TASK OBJECTIVE >>
Repeat the listing in full, preserving every character.

SUPPLIED ENTRIES >>
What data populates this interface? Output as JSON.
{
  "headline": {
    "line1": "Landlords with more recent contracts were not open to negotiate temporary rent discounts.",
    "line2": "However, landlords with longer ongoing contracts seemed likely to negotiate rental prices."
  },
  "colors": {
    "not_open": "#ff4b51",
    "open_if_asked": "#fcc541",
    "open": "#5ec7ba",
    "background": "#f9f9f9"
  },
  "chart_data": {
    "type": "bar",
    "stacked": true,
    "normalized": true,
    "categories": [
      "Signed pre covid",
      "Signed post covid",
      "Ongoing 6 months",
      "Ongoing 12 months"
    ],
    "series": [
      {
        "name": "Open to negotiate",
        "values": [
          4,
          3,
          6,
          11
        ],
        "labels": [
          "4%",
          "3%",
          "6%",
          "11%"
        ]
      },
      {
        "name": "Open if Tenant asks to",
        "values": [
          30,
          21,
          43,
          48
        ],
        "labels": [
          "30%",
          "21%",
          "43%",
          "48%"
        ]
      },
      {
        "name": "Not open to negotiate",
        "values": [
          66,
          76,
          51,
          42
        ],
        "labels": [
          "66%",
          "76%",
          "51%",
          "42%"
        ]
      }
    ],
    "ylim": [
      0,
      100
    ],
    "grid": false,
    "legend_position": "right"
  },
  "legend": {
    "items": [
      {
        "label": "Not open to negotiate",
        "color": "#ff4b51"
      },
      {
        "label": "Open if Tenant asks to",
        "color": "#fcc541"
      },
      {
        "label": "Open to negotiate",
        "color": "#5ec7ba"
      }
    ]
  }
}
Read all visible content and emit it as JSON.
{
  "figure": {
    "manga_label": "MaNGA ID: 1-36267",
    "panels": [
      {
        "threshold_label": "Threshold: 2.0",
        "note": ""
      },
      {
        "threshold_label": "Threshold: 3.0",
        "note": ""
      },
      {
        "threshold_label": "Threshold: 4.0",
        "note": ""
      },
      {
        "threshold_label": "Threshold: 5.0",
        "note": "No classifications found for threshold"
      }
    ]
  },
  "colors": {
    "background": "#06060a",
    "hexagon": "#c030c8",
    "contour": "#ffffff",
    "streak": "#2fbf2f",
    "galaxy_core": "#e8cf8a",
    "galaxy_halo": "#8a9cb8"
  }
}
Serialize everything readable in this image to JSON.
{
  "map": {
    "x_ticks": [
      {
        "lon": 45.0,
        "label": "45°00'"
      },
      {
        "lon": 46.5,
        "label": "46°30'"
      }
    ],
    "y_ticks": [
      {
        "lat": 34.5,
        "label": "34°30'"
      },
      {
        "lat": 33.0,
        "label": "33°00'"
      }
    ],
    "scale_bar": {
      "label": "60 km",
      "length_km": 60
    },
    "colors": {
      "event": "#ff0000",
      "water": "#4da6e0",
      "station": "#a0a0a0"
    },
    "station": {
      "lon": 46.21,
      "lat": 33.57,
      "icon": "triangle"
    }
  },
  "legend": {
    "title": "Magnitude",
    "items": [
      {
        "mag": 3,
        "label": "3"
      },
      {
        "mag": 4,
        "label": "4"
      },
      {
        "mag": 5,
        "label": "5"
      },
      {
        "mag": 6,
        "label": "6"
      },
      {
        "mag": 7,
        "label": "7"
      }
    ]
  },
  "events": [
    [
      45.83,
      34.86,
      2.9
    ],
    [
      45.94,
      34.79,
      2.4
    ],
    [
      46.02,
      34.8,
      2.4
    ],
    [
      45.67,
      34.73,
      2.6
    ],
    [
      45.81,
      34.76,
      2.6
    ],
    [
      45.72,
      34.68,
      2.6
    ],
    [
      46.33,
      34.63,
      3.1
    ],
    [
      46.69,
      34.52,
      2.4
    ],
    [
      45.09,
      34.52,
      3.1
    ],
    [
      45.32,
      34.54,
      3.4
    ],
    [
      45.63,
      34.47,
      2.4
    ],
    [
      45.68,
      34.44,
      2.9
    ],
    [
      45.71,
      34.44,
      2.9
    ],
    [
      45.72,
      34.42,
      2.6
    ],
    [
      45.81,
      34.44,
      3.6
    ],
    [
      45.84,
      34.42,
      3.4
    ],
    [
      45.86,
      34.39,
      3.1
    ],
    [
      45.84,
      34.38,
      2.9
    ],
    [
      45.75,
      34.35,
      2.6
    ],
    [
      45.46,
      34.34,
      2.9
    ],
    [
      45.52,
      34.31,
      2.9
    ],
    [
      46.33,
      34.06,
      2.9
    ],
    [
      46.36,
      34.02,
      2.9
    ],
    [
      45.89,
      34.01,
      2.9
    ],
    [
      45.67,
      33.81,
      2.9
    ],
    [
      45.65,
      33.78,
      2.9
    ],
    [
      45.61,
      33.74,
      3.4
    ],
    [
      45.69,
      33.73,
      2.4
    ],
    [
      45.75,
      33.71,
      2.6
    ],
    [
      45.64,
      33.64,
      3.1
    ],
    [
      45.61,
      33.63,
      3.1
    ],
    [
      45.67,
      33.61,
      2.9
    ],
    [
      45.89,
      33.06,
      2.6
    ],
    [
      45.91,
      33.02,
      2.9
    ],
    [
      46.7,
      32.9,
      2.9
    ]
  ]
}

EXPECTED OUTPUT >>
What data populates this interface? Output as JSON.
{
  "headline": {
    "line1": "Landlords with more recent contracts were not open to negotiate temporary rent discounts.",
    "line2": "However, landlords with longer ongoing contracts seemed likely to negotiate rental prices."
  },
  "colors": {
    "not_open": "#ff4b51",
    "open_if_asked": "#fcc541",
    "open": "#5ec7ba",
    "background": "#f9f9f9"
  },
  "chart_data": {
    "type": "bar",
    "stacked": true,
    "normalized": true,
    "categories": [
      "Signed pre covid",
      "Signed post covid",
      "Ongoing 6 months",
      "Ongoing 12 months"
    ],
    "series": [
      {
        "name": "Open to negotiate",
        "values": [
          4,
          3,
          6,
          11
        ],
        "labels": [
          "4%",
          "3%",
          "6%",
          "11%"
        ]
      },
      {
        "name": "Open if Tenant asks to",
        "values": [
          30,
          21,
          43,
          48
        ],
        "labels": [
          "30%",
          "21%",
          "43%",
          "48%"
        ]
      },
      {
        "name": "Not open to negotiate",
        "values": [
          66,
          76,
          51,
          42
        ],
        "labels": [
          "66%",
          "76%",
          "51%",
          "42%"
        ]
      }
    ],
    "ylim": [
      0,
      100
    ],
    "grid": false,
    "legend_position": "right"
  },
  "legend": {
    "items": [
      {
        "label": "Not open to negotiate",
        "color": "#ff4b51"
      },
      {
        "label": "Open if Tenant asks to",
        "color": "#fcc541"
      },
      {
        "label": "Open to negotiate",
        "color": "#5ec7ba"
      }
    ]
  }
}
Read all visible content and emit it as JSON.
{
  "figure": {
    "manga_label": "MaNGA ID: 1-36267",
    "panels": [
      {
        "threshold_label": "Threshold: 2.0",
        "note": ""
      },
      {
        "threshold_label": "Threshold: 3.0",
        "note": ""
      },
      {
        "threshold_label": "Threshold: 4.0",
        "note": ""
      },
      {
        "threshold_label": "Threshold: 5.0",
        "note": "No classifications found for threshold"
      }
    ]
  },
  "colors": {
    "background": "#06060a",
    "hexagon": "#c030c8",
    "contour": "#ffffff",
    "streak": "#2fbf2f",
    "galaxy_core": "#e8cf8a",
    "galaxy_halo": "#8a9cb8"
  }
}
Serialize everything readable in this image to JSON.
{
  "map": {
    "x_ticks": [
      {
        "lon": 45.0,
        "label": "45°00'"
      },
      {
        "lon": 46.5,
        "label": "46°30'"
      }
    ],
    "y_ticks": [
      {
        "lat": 34.5,
        "label": "34°30'"
      },
      {
        "lat": 33.0,
        "label": "33°00'"
      }
    ],
    "scale_bar": {
      "label": "60 km",
      "length_km": 60
    },
    "colors": {
      "event": "#ff0000",
      "water": "#4da6e0",
      "station": "#a0a0a0"
    },
    "station": {
      "lon": 46.21,
      "lat": 33.57,
      "icon": "triangle"
    }
  },
  "legend": {
    "title": "Magnitude",
    "items": [
      {
        "mag": 3,
        "label": "3"
      },
      {
        "mag": 4,
        "label": "4"
      },
      {
        "mag": 5,
        "label": "5"
      },
      {
        "mag": 6,
        "label": "6"
      },
      {
        "mag": 7,
        "label": "7"
      }
    ]
  },
  "events": [
    [
      45.83,
      34.86,
      2.9
    ],
    [
      45.94,
      34.79,
      2.4
    ],
    [
      46.02,
      34.8,
      2.4
    ],
    [
      45.67,
      34.73,
      2.6
    ],
    [
      45.81,
      34.76,
      2.6
    ],
    [
      45.72,
      34.68,
      2.6
    ],
    [
      46.33,
      34.63,
      3.1
    ],
    [
      46.69,
      34.52,
      2.4
    ],
    [
      45.09,
      34.52,
      3.1
    ],
    [
      45.32,
      34.54,
      3.4
    ],
    [
      45.63,
      34.47,
      2.4
    ],
    [
      45.68,
      34.44,
      2.9
    ],
    [
      45.71,
      34.44,
      2.9
    ],
    [
      45.72,
      34.42,
      2.6
    ],
    [
      45.81,
      34.44,
      3.6
    ],
    [
      45.84,
      34.42,
      3.4
    ],
    [
      45.86,
      34.39,
      3.1
    ],
    [
      45.84,
      34.38,
      2.9
    ],
    [
      45.75,
      34.35,
      2.6
    ],
    [
      45.46,
      34.34,
      2.9
    ],
    [
      45.52,
      34.31,
      2.9
    ],
    [
      46.33,
      34.06,
      2.9
    ],
    [
      46.36,
      34.02,
      2.9
    ],
    [
      45.89,
      34.01,
      2.9
    ],
    [
      45.67,
      33.81,
      2.9
    ],
    [
      45.65,
      33.78,
      2.9
    ],
    [
      45.61,
      33.74,
      3.4
    ],
    [
      45.69,
      33.73,
      2.4
    ],
    [
      45.75,
      33.71,
      2.6
    ],
    [
      45.64,
      33.64,
      3.1
    ],
    [
      45.61,
      33.63,
      3.1
    ],
    [
      45.67,
      33.61,
      2.9
    ],
    [
      45.89,
      33.06,
      2.6
    ],
    [
      45.91,
      33.02,
      2.9
    ],
    [
      46.7,
      32.9,
      2.9
    ]
  ]
}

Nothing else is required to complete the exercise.